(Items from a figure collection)
+++

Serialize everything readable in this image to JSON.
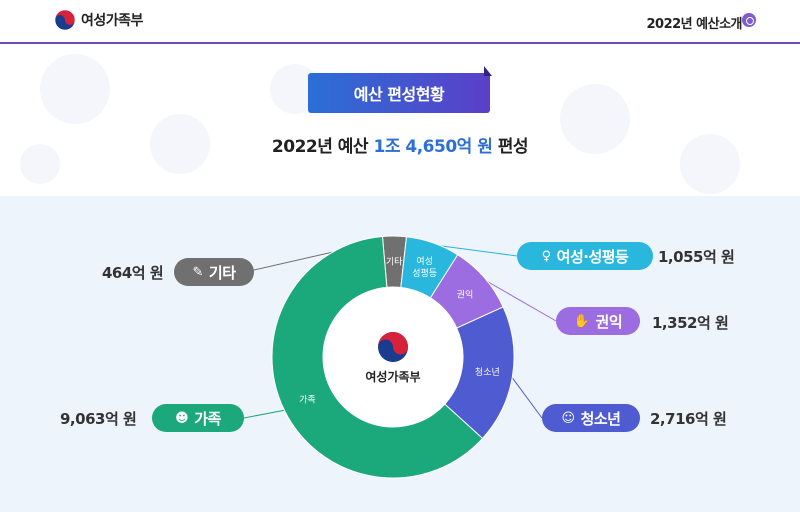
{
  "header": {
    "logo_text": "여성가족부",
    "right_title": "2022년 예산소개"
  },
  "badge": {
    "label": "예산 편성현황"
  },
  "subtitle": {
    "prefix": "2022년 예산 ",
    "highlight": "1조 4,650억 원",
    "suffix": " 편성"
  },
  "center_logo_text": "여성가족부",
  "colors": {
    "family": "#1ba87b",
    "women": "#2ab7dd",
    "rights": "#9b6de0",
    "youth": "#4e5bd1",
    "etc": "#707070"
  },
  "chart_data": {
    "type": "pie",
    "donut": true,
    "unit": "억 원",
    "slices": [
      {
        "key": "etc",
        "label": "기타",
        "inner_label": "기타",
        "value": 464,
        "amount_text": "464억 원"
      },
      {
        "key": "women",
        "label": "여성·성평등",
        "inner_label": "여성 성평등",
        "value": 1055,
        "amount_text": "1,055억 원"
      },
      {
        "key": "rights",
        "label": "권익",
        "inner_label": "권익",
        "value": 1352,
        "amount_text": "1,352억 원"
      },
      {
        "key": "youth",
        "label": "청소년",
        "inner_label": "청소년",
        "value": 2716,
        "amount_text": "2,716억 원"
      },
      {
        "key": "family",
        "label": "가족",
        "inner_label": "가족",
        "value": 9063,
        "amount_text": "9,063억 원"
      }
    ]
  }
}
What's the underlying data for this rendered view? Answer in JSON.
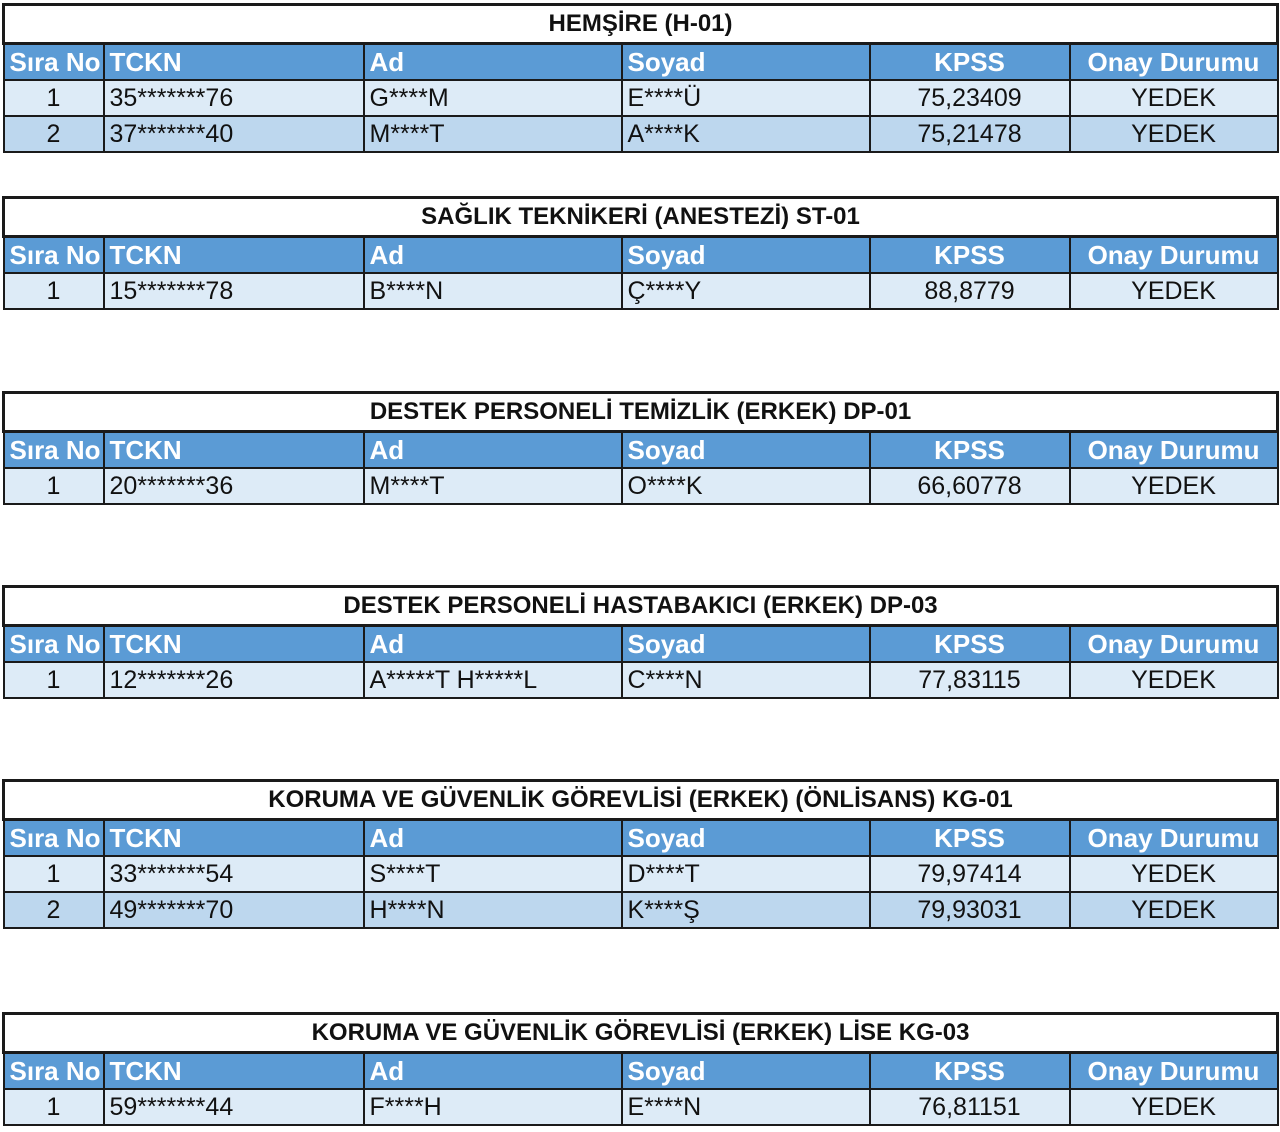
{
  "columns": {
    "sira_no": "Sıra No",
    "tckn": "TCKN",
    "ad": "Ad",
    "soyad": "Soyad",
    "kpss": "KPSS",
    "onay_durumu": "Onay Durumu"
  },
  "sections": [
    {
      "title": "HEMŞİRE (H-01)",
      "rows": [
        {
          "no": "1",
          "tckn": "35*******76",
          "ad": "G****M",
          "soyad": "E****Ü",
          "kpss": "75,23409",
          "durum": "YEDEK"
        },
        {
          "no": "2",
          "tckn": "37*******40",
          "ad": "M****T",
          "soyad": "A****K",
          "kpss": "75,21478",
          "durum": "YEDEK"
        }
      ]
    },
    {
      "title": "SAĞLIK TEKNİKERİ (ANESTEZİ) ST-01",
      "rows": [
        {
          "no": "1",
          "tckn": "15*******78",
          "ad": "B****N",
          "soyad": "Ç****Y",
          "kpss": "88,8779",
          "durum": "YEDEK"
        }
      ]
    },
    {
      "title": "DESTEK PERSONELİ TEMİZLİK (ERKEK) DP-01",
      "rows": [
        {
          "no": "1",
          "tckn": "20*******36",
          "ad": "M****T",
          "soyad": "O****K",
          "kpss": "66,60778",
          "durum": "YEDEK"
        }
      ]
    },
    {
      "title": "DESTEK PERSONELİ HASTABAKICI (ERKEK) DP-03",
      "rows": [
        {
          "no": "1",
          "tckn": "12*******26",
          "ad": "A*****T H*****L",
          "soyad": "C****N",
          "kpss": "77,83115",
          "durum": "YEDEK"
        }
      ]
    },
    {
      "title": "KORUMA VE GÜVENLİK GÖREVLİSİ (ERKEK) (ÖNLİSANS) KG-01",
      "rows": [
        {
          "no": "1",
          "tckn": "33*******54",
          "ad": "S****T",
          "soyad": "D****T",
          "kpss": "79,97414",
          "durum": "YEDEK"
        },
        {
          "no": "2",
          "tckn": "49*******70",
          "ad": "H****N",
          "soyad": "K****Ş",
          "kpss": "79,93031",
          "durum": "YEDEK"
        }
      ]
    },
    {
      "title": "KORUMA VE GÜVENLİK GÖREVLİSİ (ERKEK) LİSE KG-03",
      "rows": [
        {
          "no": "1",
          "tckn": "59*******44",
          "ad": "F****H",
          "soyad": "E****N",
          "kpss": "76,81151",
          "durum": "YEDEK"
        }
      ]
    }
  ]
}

+++

The answer should be a single number: the count of lines in the data that include the string "ERKEK".

* **Exercise output**
4